### WHAT IS NEEDED
Gather up every line that includes the string "para".

◆ ◆ ◆

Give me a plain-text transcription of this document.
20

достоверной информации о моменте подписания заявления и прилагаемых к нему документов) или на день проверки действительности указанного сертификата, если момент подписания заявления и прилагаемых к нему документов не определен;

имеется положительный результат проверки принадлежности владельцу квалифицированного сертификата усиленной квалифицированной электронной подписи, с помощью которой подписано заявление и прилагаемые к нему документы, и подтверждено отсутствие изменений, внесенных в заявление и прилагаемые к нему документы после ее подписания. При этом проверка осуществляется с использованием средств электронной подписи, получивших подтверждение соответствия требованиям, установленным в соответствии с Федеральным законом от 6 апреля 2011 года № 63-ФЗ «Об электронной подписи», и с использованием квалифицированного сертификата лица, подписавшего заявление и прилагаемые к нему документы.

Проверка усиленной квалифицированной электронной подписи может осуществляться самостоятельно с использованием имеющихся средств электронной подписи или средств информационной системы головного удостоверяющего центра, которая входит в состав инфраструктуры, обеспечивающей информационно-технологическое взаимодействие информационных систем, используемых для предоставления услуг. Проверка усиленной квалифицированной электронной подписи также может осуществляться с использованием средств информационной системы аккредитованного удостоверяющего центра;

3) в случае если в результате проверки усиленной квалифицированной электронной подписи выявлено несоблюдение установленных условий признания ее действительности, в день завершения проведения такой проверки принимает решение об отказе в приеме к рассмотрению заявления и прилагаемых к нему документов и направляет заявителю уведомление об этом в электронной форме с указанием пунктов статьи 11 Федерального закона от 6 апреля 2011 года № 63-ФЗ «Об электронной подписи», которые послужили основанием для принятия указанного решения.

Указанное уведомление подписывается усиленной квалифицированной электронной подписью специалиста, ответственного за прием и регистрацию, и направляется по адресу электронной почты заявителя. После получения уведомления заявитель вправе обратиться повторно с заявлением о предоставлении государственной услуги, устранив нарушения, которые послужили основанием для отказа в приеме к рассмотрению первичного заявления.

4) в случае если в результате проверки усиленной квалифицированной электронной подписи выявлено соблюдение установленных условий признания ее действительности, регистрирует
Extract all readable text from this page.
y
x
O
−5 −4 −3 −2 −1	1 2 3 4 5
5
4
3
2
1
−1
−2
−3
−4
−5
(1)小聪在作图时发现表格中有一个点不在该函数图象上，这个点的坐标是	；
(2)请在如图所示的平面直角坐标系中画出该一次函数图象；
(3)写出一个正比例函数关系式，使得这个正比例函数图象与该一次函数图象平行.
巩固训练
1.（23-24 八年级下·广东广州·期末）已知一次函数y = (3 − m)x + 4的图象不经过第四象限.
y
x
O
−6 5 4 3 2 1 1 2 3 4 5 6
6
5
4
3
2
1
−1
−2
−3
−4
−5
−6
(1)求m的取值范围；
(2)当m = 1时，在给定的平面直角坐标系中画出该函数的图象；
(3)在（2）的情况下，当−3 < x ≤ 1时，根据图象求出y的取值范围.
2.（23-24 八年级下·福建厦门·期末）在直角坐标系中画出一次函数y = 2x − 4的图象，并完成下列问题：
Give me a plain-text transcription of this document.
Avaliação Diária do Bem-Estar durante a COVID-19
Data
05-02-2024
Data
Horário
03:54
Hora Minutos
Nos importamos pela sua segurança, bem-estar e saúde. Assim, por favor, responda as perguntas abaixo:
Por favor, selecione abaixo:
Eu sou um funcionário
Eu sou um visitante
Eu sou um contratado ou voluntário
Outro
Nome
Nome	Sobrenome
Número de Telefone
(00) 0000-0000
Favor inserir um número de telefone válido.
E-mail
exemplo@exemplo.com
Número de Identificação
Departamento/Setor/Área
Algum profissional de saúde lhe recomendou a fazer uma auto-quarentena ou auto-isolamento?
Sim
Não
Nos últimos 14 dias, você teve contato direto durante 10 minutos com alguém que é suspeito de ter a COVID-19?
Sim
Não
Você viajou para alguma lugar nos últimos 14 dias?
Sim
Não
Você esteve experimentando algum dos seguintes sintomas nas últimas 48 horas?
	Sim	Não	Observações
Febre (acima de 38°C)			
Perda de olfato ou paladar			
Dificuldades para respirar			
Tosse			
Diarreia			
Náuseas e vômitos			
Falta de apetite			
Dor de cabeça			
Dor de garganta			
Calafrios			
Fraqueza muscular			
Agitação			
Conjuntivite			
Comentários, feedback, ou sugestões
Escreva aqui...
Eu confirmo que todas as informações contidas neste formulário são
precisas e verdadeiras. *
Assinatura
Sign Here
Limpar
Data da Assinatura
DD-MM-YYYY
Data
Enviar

◆ ◆ ◆

### EXERCISE RESPONSE
Você viajou para alguma lugar nos últimos 14 dias?
Dificuldades para respirar			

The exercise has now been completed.